__DATA SHOWN__.

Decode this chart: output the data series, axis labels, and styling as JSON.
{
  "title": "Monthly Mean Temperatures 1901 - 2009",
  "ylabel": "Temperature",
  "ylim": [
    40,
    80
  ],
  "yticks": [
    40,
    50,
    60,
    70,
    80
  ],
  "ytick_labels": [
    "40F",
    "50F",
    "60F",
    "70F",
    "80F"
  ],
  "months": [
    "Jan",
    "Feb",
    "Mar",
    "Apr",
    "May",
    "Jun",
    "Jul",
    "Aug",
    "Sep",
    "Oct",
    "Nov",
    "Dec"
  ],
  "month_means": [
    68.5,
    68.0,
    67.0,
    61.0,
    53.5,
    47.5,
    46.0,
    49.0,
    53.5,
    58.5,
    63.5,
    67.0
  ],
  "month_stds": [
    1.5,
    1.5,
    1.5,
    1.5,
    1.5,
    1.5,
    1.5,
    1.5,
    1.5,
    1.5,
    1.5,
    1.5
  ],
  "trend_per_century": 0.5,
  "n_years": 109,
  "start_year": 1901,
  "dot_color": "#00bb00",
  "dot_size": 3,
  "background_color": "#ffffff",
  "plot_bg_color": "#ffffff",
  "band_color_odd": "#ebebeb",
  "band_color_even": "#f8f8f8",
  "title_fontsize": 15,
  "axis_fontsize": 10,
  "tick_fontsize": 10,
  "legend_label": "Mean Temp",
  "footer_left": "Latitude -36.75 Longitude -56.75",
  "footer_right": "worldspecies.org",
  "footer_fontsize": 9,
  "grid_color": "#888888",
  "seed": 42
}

__THE EXERCISE__.
Reproduce the full listing exactly.

__TASK RESULT__.
Decode this chart: output the data series, axis labels, and styling as JSON.
{
  "title": "Monthly Mean Temperatures 1901 - 2009",
  "ylabel": "Temperature",
  "ylim": [
    40,
    80
  ],
  "yticks": [
    40,
    50,
    60,
    70,
    80
  ],
  "ytick_labels": [
    "40F",
    "50F",
    "60F",
    "70F",
    "80F"
  ],
  "months": [
    "Jan",
    "Feb",
    "Mar",
    "Apr",
    "May",
    "Jun",
    "Jul",
    "Aug",
    "Sep",
    "Oct",
    "Nov",
    "Dec"
  ],
  "month_means": [
    68.5,
    68.0,
    67.0,
    61.0,
    53.5,
    47.5,
    46.0,
    49.0,
    53.5,
    58.5,
    63.5,
    67.0
  ],
  "month_stds": [
    1.5,
    1.5,
    1.5,
    1.5,
    1.5,
    1.5,
    1.5,
    1.5,
    1.5,
    1.5,
    1.5,
    1.5
  ],
  "trend_per_century": 0.5,
  "n_years": 109,
  "start_year": 1901,
  "dot_color": "#00bb00",
  "dot_size": 3,
  "background_color": "#ffffff",
  "plot_bg_color": "#ffffff",
  "band_color_odd": "#ebebeb",
  "band_color_even": "#f8f8f8",
  "title_fontsize": 15,
  "axis_fontsize": 10,
  "tick_fontsize": 10,
  "legend_label": "Mean Temp",
  "footer_left": "Latitude -36.75 Longitude -56.75",
  "footer_right": "worldspecies.org",
  "footer_fontsize": 9,
  "grid_color": "#888888",
  "seed": 42
}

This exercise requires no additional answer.